● Your assignment:
Count the lines below that contain the word "JSON", and give only that number.

─── Source material

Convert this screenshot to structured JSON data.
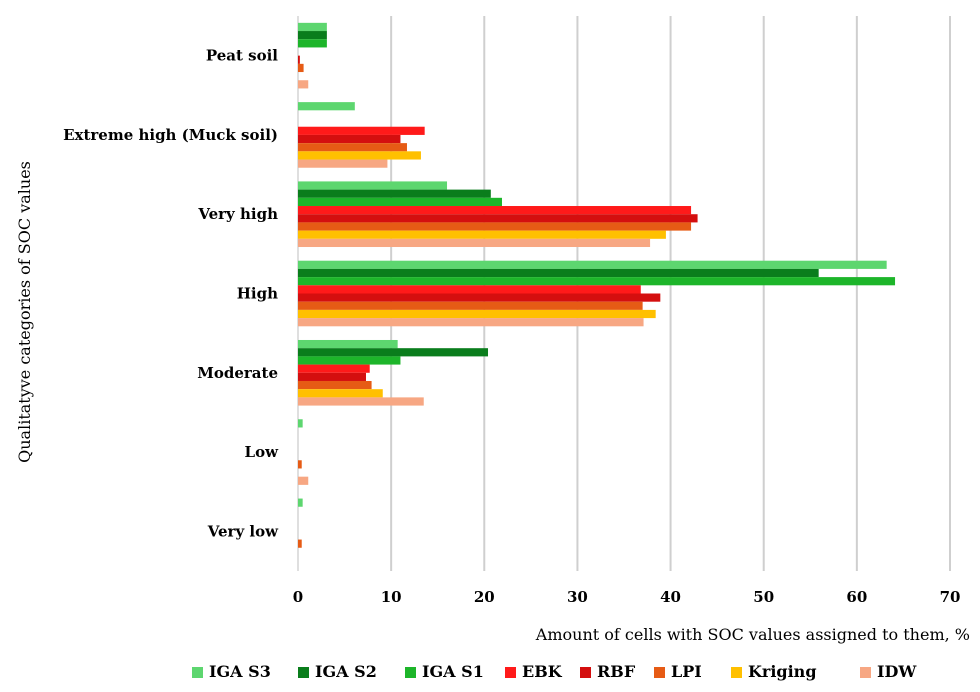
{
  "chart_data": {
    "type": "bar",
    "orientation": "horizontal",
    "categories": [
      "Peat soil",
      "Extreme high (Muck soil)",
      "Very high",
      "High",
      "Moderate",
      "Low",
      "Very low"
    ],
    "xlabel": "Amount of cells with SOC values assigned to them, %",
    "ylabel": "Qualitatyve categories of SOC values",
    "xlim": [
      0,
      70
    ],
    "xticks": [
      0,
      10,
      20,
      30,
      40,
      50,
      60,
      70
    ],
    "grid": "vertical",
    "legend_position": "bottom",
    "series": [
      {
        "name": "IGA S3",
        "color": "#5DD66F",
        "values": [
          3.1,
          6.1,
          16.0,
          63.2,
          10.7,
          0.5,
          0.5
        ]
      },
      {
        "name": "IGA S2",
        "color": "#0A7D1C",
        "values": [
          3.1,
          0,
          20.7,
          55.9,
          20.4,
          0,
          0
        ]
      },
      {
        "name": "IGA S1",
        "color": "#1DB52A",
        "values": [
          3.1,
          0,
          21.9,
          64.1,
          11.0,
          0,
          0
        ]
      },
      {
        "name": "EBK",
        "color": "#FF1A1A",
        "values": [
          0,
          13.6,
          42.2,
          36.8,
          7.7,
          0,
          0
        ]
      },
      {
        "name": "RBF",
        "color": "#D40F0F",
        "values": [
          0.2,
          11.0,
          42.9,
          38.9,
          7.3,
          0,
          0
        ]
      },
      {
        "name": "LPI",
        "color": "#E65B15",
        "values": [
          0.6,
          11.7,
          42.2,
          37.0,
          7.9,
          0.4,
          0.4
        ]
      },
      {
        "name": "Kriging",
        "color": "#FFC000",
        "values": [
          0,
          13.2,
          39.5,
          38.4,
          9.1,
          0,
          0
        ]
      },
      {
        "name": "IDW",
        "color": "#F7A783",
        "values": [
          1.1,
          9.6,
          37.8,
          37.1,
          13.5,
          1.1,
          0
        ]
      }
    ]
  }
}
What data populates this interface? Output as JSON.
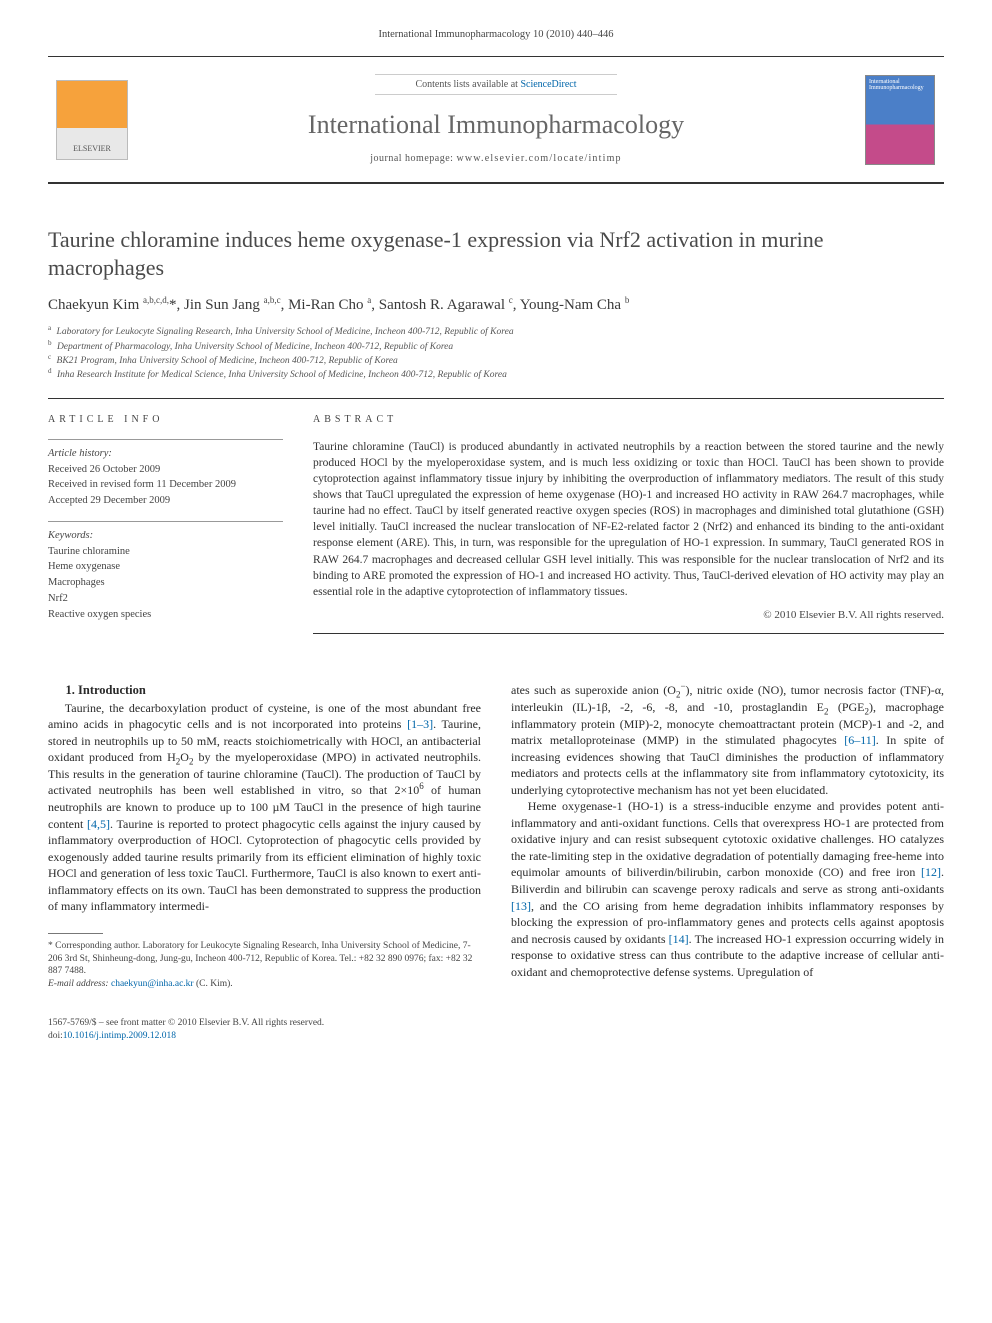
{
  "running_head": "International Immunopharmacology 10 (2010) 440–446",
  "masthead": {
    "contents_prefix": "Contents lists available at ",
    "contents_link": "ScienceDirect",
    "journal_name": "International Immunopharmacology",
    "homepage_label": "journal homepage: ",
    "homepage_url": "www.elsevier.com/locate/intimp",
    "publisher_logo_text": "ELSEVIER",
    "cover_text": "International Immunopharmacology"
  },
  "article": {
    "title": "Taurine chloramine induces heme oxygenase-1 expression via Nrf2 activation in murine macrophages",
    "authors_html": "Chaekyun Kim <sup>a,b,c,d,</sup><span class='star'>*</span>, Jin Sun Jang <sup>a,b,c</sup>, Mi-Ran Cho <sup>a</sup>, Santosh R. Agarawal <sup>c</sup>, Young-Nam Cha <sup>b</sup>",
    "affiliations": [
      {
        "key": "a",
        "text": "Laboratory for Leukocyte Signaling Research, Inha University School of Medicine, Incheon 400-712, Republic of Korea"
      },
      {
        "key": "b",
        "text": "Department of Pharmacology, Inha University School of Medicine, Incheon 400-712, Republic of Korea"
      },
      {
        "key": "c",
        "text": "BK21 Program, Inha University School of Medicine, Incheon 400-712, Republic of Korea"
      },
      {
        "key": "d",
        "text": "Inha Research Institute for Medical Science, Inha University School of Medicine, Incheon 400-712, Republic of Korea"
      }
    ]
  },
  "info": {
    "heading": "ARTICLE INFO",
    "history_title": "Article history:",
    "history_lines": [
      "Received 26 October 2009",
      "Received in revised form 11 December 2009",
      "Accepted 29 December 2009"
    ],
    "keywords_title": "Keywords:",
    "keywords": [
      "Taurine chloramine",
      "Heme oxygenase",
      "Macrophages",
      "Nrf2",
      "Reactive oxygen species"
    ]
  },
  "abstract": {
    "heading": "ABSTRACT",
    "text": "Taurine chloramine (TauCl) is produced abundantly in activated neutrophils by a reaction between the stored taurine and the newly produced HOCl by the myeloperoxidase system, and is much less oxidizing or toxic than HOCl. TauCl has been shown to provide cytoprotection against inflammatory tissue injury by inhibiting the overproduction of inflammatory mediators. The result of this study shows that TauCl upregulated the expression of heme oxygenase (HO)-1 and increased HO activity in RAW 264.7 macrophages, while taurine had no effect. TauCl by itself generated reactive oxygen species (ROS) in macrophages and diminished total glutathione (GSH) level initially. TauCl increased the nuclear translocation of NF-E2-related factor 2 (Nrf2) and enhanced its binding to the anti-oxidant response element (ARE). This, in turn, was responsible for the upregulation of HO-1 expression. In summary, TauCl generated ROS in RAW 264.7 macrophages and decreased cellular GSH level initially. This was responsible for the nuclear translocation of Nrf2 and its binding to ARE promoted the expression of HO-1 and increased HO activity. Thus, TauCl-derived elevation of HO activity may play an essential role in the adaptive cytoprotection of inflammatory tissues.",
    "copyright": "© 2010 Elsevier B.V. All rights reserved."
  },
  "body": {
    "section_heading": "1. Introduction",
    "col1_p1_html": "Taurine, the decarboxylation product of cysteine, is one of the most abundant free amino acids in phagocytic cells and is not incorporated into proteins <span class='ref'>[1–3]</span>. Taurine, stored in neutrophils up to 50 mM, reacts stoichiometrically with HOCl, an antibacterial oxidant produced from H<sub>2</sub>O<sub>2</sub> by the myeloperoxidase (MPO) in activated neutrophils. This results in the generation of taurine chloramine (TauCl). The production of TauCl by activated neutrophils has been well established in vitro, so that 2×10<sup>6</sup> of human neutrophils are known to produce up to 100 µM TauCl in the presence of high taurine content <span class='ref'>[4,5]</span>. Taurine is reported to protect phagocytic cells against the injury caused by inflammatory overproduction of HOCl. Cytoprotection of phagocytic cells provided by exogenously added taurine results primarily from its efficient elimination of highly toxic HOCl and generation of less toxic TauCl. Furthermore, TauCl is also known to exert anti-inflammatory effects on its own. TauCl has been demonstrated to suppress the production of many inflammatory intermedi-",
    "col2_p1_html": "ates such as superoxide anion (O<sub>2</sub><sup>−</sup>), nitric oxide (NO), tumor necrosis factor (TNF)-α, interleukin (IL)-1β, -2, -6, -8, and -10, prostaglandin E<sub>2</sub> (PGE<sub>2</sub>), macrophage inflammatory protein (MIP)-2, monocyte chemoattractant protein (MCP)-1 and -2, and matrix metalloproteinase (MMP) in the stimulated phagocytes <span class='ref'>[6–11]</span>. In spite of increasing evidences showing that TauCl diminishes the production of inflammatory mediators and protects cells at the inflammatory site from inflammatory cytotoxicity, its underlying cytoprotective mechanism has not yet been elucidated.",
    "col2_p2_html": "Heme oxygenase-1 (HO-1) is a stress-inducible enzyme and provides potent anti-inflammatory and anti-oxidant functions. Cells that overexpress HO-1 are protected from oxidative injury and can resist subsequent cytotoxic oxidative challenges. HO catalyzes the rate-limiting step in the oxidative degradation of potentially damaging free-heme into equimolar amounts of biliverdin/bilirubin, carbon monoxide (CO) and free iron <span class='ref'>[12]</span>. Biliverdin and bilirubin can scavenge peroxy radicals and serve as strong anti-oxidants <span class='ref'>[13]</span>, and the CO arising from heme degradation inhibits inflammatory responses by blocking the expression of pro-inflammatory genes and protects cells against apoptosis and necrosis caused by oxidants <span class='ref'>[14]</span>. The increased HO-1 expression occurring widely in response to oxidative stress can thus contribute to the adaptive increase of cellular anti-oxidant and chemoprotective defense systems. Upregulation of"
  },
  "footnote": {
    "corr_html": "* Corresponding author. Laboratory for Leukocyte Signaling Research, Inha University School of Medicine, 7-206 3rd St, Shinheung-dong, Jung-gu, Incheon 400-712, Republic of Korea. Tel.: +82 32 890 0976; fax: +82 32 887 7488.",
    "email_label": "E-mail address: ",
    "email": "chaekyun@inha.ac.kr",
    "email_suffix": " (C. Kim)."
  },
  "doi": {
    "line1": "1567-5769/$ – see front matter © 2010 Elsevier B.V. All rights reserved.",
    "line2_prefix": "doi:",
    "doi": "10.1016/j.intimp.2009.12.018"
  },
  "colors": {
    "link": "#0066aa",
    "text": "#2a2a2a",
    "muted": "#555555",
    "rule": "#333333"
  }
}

──────
─── Source material

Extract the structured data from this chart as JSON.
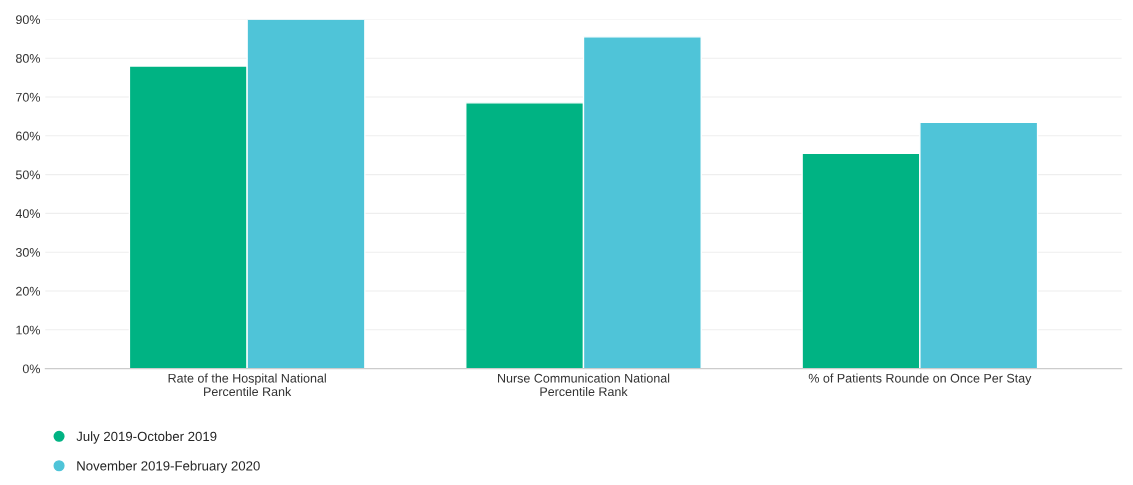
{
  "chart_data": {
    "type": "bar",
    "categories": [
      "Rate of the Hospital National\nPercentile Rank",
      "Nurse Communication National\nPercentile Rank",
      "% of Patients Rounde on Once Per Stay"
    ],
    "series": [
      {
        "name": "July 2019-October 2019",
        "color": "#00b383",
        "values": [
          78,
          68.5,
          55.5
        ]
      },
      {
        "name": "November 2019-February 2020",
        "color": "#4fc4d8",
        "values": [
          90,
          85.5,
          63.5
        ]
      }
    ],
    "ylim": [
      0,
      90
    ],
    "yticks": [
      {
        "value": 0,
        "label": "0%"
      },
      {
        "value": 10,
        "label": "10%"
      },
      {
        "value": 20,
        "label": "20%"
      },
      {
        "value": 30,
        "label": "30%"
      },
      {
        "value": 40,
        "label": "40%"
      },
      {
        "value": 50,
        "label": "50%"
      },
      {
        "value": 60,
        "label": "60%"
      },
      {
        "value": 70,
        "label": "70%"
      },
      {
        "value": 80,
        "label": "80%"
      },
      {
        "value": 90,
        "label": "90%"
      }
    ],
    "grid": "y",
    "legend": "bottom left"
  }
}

──────

● Answer to the exercise:
3